■ THE EXERCISE
Would you return all of this data exactly, leaving nothing out?
— START OF DATASET ENTRIES —
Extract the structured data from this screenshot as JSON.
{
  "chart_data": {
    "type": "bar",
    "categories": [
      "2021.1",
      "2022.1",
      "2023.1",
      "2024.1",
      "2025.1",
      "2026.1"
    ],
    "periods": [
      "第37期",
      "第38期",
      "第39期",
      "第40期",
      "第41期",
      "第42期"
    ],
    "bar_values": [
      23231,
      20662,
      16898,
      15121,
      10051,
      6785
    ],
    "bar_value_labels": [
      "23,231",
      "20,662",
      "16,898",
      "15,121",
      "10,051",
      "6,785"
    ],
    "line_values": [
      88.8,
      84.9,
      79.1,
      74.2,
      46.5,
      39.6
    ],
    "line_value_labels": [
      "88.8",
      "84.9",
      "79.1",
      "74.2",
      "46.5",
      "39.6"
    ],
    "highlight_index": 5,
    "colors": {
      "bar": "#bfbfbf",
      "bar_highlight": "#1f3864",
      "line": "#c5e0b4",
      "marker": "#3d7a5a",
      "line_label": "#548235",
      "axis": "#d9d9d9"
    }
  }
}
— END OF DATASET ENTRIES —
■ TASK RESULT
Extract the structured data from this screenshot as JSON.
{
  "chart_data": {
    "type": "bar",
    "categories": [
      "2021.1",
      "2022.1",
      "2023.1",
      "2024.1",
      "2025.1",
      "2026.1"
    ],
    "periods": [
      "第37期",
      "第38期",
      "第39期",
      "第40期",
      "第41期",
      "第42期"
    ],
    "bar_values": [
      23231,
      20662,
      16898,
      15121,
      10051,
      6785
    ],
    "bar_value_labels": [
      "23,231",
      "20,662",
      "16,898",
      "15,121",
      "10,051",
      "6,785"
    ],
    "line_values": [
      88.8,
      84.9,
      79.1,
      74.2,
      46.5,
      39.6
    ],
    "line_value_labels": [
      "88.8",
      "84.9",
      "79.1",
      "74.2",
      "46.5",
      "39.6"
    ],
    "highlight_index": 5,
    "colors": {
      "bar": "#bfbfbf",
      "bar_highlight": "#1f3864",
      "line": "#c5e0b4",
      "marker": "#3d7a5a",
      "line_label": "#548235",
      "axis": "#d9d9d9"
    }
  }
}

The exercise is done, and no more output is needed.